Provided records start
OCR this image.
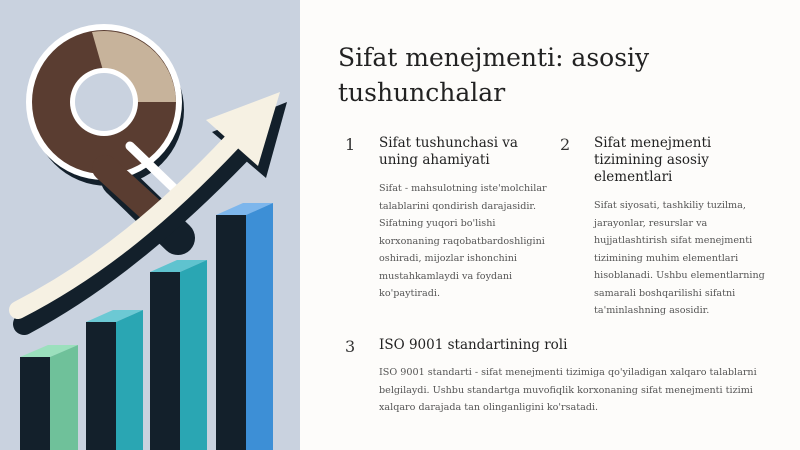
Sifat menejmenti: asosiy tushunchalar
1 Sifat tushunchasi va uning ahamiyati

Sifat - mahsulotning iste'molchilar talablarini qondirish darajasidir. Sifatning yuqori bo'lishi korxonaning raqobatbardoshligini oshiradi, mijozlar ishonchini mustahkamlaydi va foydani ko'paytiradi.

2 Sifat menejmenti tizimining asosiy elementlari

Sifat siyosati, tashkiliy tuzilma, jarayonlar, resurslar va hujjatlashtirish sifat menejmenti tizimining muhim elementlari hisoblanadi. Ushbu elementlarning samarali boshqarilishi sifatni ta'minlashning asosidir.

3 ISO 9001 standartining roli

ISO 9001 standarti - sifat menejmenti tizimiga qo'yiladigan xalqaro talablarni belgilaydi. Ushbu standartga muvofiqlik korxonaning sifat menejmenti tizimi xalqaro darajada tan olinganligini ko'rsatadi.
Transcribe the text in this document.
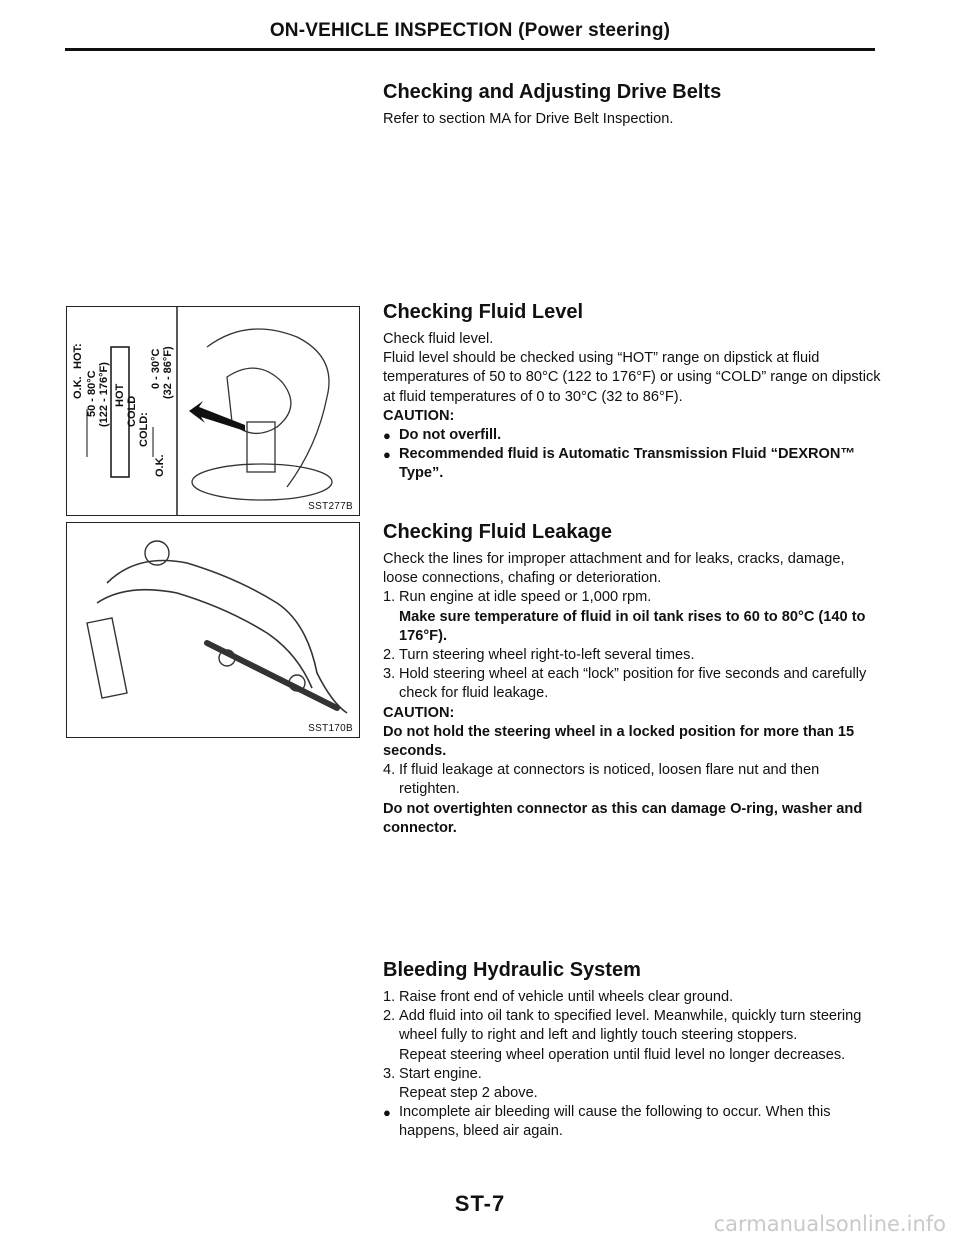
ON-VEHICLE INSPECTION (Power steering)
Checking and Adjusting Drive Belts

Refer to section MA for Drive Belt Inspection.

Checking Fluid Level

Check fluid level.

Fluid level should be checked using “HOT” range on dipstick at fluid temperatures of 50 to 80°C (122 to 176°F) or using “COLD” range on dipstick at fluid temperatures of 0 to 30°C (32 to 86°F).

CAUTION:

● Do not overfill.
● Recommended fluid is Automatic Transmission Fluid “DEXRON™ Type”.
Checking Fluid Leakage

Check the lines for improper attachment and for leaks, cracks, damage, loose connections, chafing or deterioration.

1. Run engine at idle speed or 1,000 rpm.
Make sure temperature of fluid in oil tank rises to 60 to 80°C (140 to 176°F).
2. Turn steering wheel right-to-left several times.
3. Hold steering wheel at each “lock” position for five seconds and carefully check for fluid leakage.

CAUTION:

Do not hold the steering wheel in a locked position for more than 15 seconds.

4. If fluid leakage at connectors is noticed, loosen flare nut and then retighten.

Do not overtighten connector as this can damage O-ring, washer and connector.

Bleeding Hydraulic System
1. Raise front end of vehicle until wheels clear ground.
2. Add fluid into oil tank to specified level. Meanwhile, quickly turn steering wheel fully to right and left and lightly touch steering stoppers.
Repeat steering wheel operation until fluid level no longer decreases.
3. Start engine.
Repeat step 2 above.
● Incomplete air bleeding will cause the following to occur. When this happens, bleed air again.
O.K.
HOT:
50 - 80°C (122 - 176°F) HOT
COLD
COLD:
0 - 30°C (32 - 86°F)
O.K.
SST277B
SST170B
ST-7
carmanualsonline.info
Provided records end
Requirement:
What is the number of lines in the listing that contain the string "Repeat"? Reply with that number alone.

Task result:
2